• [Dataset records]
..............................

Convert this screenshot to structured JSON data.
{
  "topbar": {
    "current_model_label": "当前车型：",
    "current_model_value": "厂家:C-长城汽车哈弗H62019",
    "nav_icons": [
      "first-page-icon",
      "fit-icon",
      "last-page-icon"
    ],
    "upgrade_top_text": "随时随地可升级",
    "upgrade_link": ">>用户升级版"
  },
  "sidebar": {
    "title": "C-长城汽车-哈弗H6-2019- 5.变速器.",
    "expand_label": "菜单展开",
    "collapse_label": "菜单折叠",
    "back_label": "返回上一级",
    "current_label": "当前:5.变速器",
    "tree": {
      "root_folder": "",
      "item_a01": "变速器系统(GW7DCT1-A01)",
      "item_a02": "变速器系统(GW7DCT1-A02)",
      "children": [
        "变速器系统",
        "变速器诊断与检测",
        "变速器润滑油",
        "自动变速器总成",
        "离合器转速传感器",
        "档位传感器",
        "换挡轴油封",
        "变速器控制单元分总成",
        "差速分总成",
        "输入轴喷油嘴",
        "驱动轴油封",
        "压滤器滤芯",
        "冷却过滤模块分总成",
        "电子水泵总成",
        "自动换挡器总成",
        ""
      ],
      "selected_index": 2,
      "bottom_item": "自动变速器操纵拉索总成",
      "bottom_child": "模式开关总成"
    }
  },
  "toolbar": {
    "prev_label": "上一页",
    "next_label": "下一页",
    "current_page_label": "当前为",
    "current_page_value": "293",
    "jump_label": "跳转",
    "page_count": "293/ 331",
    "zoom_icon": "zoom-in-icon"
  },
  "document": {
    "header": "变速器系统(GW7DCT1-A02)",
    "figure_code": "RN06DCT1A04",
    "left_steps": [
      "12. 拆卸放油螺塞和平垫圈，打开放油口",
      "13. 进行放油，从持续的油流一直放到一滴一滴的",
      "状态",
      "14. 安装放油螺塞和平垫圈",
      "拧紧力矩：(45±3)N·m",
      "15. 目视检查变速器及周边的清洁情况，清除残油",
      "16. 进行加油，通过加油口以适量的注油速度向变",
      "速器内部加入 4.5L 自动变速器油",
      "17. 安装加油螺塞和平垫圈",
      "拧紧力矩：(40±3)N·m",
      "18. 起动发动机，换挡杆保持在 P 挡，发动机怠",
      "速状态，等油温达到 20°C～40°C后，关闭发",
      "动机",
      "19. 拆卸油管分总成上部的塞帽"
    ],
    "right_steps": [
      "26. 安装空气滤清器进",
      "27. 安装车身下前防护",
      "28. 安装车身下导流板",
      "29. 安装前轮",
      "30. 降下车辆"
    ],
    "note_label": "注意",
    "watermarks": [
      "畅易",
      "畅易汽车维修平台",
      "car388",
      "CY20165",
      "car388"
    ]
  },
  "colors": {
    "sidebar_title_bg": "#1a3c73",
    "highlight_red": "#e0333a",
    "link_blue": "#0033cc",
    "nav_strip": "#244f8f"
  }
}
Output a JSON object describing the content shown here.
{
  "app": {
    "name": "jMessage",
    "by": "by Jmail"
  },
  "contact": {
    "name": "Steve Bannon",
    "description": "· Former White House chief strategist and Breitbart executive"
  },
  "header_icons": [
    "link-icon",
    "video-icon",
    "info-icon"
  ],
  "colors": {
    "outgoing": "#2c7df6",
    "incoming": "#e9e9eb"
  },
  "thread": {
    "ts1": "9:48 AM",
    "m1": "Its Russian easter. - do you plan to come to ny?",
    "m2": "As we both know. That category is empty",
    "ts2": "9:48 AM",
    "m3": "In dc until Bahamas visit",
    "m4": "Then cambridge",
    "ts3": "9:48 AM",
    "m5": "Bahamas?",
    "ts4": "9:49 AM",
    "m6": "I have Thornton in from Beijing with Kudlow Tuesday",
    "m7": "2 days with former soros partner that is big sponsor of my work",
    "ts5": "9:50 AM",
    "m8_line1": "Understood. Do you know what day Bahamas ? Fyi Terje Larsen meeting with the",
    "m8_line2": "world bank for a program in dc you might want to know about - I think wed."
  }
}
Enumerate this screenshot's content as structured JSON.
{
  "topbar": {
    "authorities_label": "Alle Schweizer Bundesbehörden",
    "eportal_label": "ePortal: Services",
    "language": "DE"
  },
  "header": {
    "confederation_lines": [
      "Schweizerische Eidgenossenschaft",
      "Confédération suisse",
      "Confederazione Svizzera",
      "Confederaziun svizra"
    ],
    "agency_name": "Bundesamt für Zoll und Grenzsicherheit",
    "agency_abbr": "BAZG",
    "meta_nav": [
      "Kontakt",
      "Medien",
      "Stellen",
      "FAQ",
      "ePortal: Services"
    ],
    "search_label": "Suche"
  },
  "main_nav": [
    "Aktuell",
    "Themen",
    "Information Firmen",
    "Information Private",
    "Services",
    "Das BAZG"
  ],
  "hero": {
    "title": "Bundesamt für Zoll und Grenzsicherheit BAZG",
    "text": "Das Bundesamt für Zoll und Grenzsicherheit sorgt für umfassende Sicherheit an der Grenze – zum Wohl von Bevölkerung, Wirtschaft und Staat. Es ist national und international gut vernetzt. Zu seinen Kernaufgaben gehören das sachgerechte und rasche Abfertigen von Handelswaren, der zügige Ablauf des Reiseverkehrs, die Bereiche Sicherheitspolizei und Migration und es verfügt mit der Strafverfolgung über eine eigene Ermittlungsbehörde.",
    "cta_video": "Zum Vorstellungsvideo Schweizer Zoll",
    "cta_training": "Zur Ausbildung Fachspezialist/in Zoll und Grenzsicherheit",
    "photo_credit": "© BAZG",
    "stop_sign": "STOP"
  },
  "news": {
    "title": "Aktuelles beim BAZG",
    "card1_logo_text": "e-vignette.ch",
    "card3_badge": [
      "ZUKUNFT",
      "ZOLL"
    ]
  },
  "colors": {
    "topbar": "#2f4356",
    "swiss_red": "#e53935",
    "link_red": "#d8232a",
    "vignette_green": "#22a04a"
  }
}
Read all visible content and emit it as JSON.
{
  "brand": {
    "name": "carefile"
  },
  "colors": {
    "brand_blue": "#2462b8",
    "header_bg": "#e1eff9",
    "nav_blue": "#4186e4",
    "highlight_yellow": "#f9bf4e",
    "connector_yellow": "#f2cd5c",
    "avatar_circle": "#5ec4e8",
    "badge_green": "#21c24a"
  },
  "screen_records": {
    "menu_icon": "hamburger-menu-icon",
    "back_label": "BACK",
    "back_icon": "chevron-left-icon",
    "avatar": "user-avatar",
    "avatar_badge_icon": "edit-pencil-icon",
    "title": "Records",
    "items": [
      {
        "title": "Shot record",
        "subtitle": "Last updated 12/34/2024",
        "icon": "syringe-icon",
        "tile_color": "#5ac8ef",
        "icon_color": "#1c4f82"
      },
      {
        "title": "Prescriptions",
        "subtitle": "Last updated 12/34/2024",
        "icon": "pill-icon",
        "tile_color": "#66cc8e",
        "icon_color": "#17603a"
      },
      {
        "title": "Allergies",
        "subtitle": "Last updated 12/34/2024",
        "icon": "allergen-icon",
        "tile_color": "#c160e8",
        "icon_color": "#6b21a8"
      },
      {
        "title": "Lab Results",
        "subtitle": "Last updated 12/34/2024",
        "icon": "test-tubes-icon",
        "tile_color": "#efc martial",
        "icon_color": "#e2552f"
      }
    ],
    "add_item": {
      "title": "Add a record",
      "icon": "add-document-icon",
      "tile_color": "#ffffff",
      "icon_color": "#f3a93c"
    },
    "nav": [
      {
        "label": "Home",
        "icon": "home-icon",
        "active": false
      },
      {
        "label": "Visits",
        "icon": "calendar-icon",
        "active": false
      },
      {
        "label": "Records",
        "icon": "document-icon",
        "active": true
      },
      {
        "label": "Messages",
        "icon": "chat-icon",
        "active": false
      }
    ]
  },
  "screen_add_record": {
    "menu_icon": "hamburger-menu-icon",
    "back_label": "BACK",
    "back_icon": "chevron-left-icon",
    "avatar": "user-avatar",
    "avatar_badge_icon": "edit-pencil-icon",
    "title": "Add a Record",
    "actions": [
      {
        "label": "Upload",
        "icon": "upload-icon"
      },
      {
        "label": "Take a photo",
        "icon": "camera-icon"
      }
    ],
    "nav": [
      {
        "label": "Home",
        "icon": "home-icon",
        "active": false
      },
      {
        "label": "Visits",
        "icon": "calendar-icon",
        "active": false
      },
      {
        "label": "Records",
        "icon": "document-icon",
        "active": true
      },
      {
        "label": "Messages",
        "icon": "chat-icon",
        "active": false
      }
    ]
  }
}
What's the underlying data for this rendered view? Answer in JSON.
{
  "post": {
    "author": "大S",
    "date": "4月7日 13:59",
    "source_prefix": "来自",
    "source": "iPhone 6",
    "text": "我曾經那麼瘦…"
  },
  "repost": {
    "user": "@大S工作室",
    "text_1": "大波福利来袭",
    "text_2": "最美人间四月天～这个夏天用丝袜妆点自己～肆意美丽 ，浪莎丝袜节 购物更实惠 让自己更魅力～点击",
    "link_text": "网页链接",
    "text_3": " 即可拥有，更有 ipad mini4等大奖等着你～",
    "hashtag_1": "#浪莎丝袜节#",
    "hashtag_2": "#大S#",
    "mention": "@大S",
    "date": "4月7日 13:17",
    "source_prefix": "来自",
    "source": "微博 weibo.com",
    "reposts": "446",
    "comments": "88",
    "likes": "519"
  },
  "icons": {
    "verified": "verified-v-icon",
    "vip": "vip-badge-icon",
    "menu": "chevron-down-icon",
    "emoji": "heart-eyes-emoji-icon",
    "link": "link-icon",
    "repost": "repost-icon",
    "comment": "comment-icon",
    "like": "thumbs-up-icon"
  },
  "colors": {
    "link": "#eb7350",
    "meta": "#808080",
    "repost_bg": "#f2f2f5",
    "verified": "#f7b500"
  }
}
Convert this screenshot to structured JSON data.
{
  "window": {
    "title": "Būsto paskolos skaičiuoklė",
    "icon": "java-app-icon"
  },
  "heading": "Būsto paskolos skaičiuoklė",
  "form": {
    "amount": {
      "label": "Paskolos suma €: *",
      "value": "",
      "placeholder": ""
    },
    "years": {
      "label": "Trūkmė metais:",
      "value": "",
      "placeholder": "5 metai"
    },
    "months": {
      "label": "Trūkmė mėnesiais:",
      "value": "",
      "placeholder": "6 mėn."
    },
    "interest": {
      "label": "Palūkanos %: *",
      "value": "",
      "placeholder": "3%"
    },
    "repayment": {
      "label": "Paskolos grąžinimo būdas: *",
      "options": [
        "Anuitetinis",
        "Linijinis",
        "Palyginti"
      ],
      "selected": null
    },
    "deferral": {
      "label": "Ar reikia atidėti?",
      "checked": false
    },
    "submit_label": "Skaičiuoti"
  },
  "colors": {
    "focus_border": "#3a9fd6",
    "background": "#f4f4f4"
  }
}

..............................

Return only those lines of the records that contain the string "JSON".

• [Response below]
Convert this screenshot to structured JSON data.
Output a JSON object describing the content shown here.
Enumerate this screenshot's content as structured JSON.
Read all visible content and emit it as JSON.
What's the underlying data for this rendered view? Answer in JSON.
Convert this screenshot to structured JSON data.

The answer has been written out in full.